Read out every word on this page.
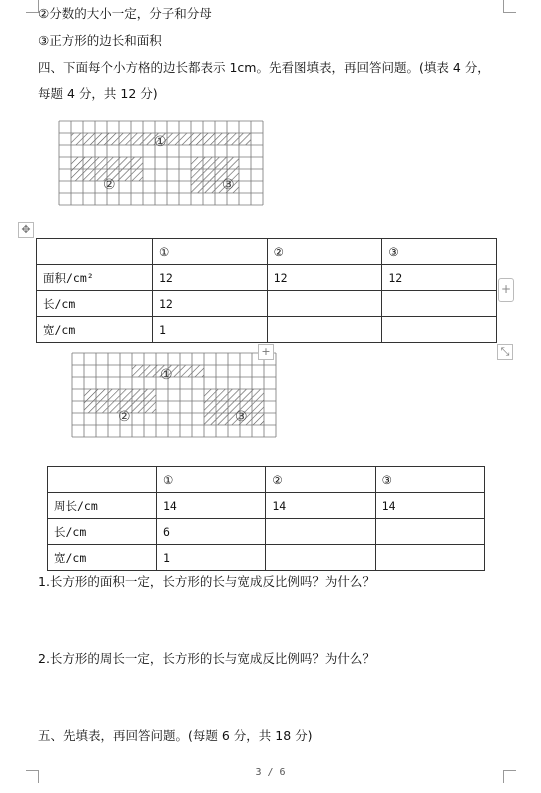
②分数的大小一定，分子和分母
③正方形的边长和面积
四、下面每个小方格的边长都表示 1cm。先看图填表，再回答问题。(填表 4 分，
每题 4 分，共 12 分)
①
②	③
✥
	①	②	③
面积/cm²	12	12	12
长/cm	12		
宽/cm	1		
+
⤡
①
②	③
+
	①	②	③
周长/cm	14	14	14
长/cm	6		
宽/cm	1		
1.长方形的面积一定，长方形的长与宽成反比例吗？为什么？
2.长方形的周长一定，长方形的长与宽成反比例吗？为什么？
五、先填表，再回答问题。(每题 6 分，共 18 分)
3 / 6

== == ==

AIM: Write the listing out a second time exactly, dropping all images.

FINAL RESULT:
Read out every word on this page.
②分数的大小一定，分子和分母
③正方形的边长和面积
四、下面每个小方格的边长都表示 1cm。先看图填表，再回答问题。(填表 4 分，
每题 4 分，共 12 分)
①
②	③
✥
	①	②	③
面积/cm²	12	12	12
长/cm	12		
宽/cm	1		
+
⤡
①
②	③
+
	①	②	③
周长/cm	14	14	14
长/cm	6		
宽/cm	1		
1.长方形的面积一定，长方形的长与宽成反比例吗？为什么？
2.长方形的周长一定，长方形的长与宽成反比例吗？为什么？
五、先填表，再回答问题。(每题 6 分，共 18 分)
3 / 6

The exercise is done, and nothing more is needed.